◆ Page:
++++

Marc Goodman is one of the world’s leading authorities on global security and the New York Times Bestselling author of Future Crimes: Inside the Digital Underground and the Battle for Our Connected World —selected by the Washington Post as one of the 10 Best Books of 2015 and by Amazon.com as the best book of 2015 in Business & Investing. Goodman founded the Future Crimes Institute to inspire and educate others on the security and risk implications of newly emerging technologies. He also serves as the Global Security Advisor and Chair for Policy and Law at Silicon Valley’s Singularity University, a NASA and Google sponsored educational venture dedicated to using advanced science and technology to address humanity’s biggest challenges.

 

Beginning his career as a police officer, over the past twenty years Marc Goodman has built his expertise in next generation security threats such as cyber crime, cyber terrorism and information warfare through work with INTERPOL, the United Nations, NATO, the Los Angeles Police Department and the U.S. Government. For over a decade, Goodman trained numerous expert working groups on technological security threats while serving as a Senior Advisor to INTERPOL’s Steering Committee on Information Technology Crime. He has worked with various UN entities and was asked by the Secretary General of the United Nations International Telecommunications Union (ITU) to join his High Level Experts Group on Global Cybersecurity.

++++

◆ Entries supplied:

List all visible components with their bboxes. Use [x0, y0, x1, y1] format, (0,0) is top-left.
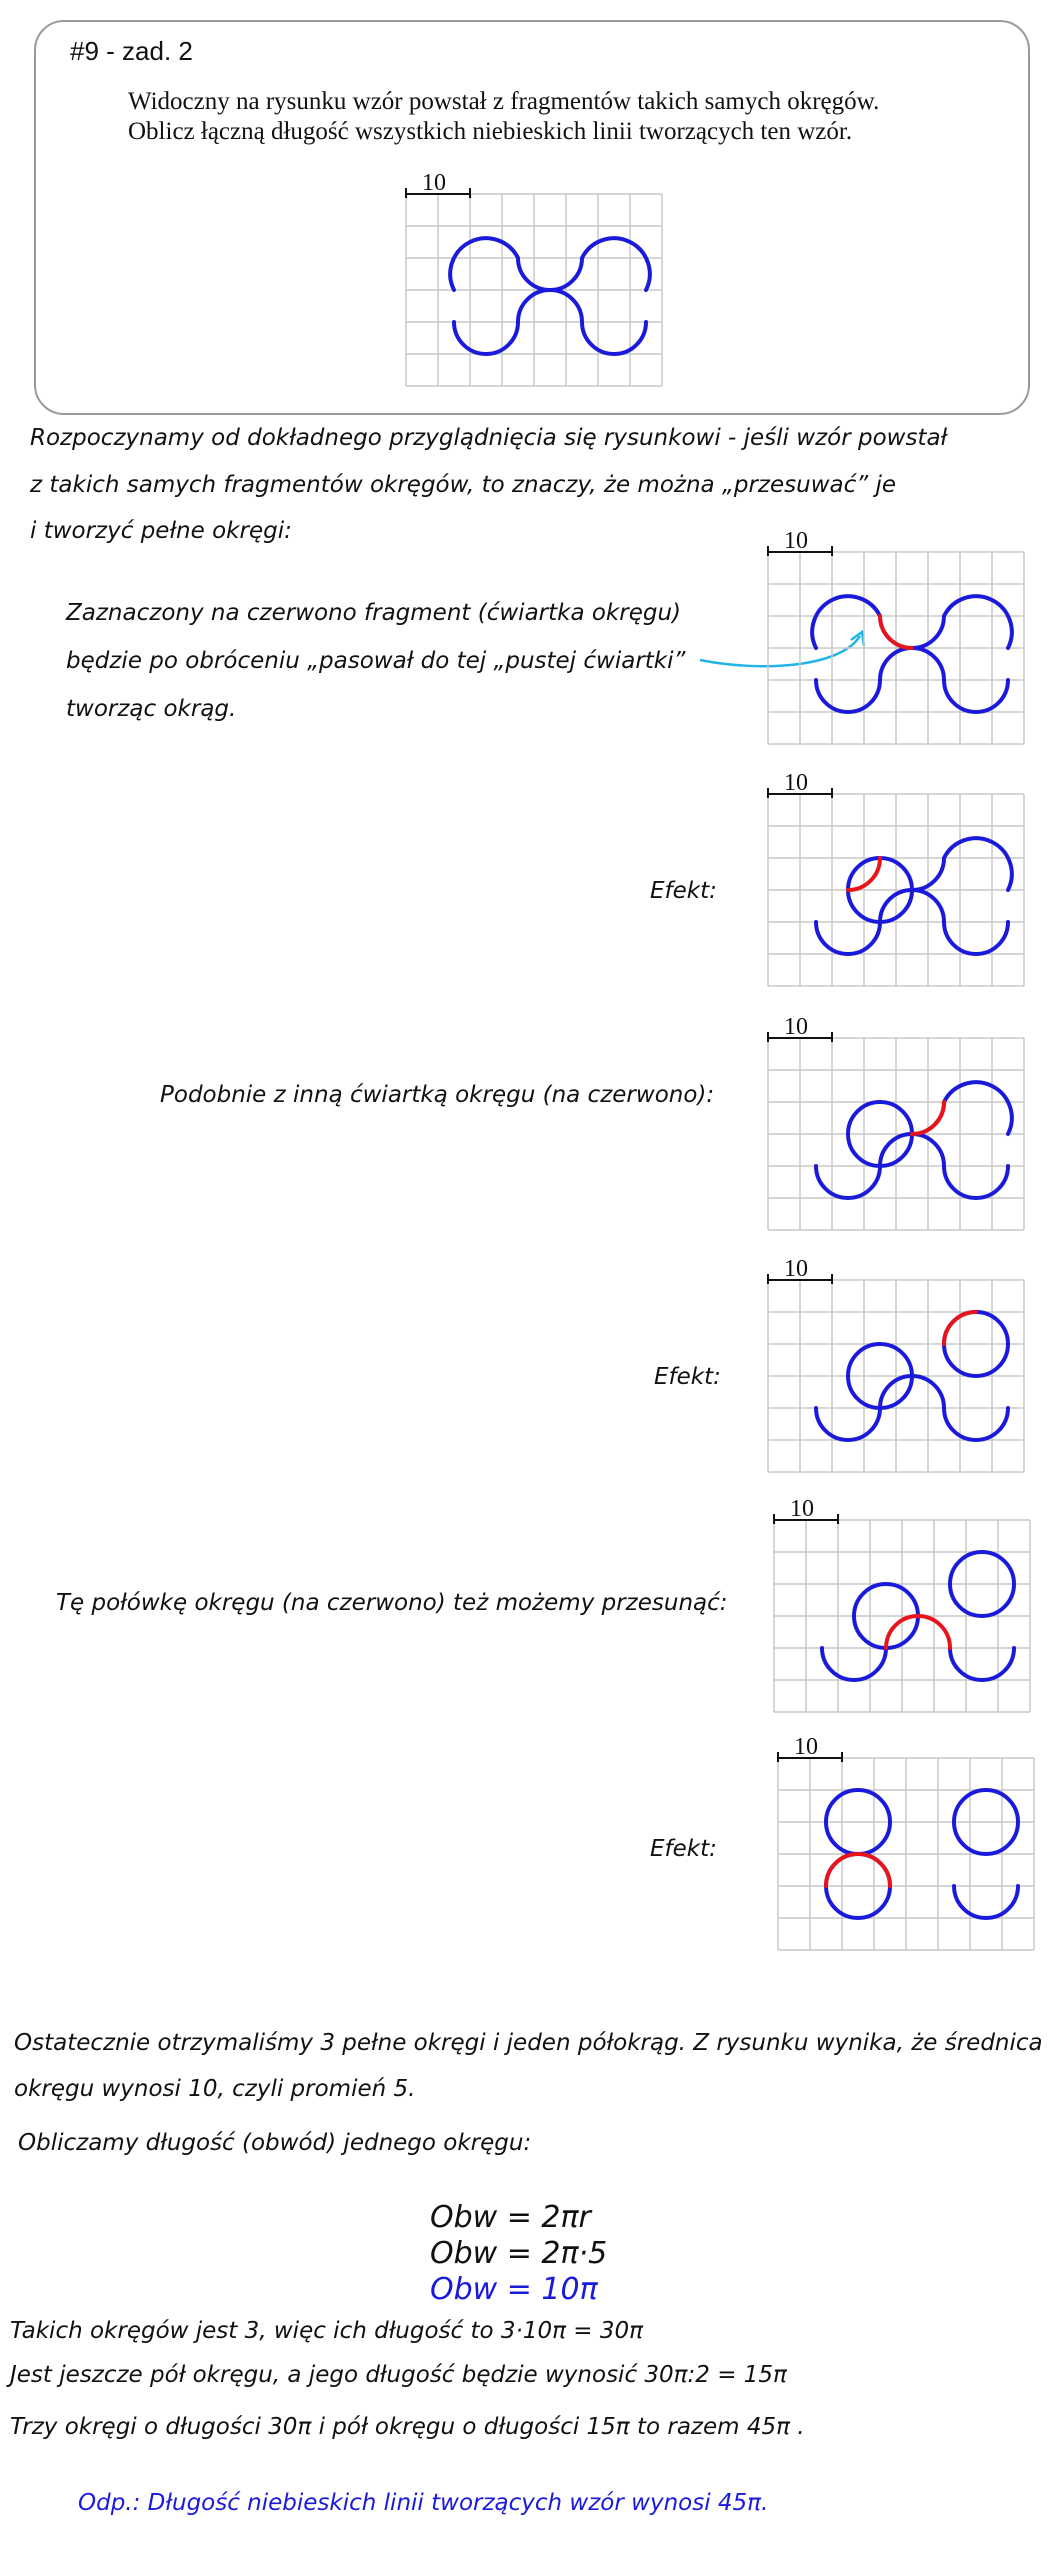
grid: [768, 1038, 1024, 1230]
note-1-line-3: tworząc okrąg.: [66, 696, 237, 722]
figure-effect-2: [768, 1256, 1028, 1476]
grid: [768, 794, 1024, 986]
figure-step-2: [768, 1014, 1028, 1234]
result-line-3: Trzy okręgi o długości 30π i pół okręgu o długości 15π to razem 45π .: [10, 2414, 805, 2440]
figure-effect-3: [778, 1734, 1038, 1954]
figure-step-1: [768, 528, 1028, 748]
result-line-2: Jest jeszcze pół okręgu, a jego długość będzie wynosić 30π:2 = 15π: [10, 2362, 787, 2388]
scale-label: 10: [422, 170, 446, 196]
figure-step-3: [774, 1496, 1034, 1716]
note-2: Podobnie z inną ćwiartką okręgu (na czerwono):: [160, 1082, 715, 1108]
blue-arc: [812, 596, 912, 648]
conclusion-line-1: Ostatecznie otrzymaliśmy 3 pełne okręgi i jeden półokrąg. Z rysunku wynika, że średnica: [14, 2030, 1043, 2056]
intro-line-2: z takich samych fragmentów okręgów, to znaczy, że można „przesuwać” je: [30, 472, 897, 498]
scale-label: 10: [784, 1256, 808, 1282]
conclusion-line-2: okręgu wynosi 10, czyli promień 5.: [14, 2076, 416, 2102]
scale-label: 10: [784, 1014, 808, 1040]
scale-label: 10: [784, 770, 808, 796]
note-1-line-2: będzie po obróceniu „pasował do tej „pustej ćwiartki”: [66, 648, 686, 674]
answer: Odp.: Długość niebieskich linii tworzących wzór wynosi 45π.: [78, 2490, 769, 2516]
effect-label-3: Efekt:: [650, 1836, 717, 1862]
figure-effect-1: [768, 770, 1028, 990]
blue-arc: [822, 1648, 886, 1680]
intro-line-1: Rozpoczynamy od dokładnego przyglądnięcia się rysunkowi - jeśli wzór powstał: [30, 425, 948, 451]
task-title: #9 - zad. 2: [70, 36, 193, 66]
intro-line-3: i tworzyć pełne okręgi:: [30, 518, 292, 544]
blue-arc: [950, 1648, 1014, 1680]
note-1-line-1: Zaznaczony na czerwono fragment (ćwiartka okręgu): [66, 600, 682, 626]
blue-arc: [912, 596, 1012, 648]
grid: [768, 552, 1024, 744]
scale-label: 10: [790, 1496, 814, 1522]
formula-2: Obw = 2π·5: [430, 2236, 608, 2271]
task-text-line-1: Widoczny na rysunku wzór powstał z fragmentów takich samych okręgów.: [128, 88, 880, 115]
task-text-line-2: Oblicz łączną długość wszystkich niebieskich linii tworzących ten wzór.: [128, 118, 853, 145]
formula-1: Obw = 2πr: [430, 2200, 591, 2235]
blue-arc: [954, 1886, 1018, 1918]
note-3: Tę połówkę okręgu (na czerwono) też możemy przesunąć:: [56, 1590, 728, 1616]
scale-label: 10: [784, 528, 808, 554]
blue-arc: [912, 1082, 1012, 1134]
blue-arc: [912, 838, 1012, 890]
calc-intro: Obliczamy długość (obwód) jednego okręgu:: [18, 2130, 532, 2156]
effect-label-2: Efekt:: [654, 1364, 721, 1390]
effect-label-1: Efekt:: [650, 878, 717, 904]
scale-label: 10: [794, 1734, 818, 1760]
red-arc: [826, 1854, 890, 1886]
result-line-1: Takich okręgów jest 3, więc ich długość to 3·10π = 30π: [10, 2318, 643, 2344]
formula-3: Obw = 10π: [430, 2272, 598, 2307]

++++

◆ To do:
1 > According to the biography, what is the purpose of the Future Crimes Institute that Goodman founded?
2 > List the organizations that the biography says Goodman worked with in building his expertise in next generation security threats.

◆ Answers for the tasks:
1 > To inspire and educate others on the security and risk implications of newly emerging technologies.

2 > INTERPOL, the United Nations, NATO, the Los Angeles Police Department, the U.S. Government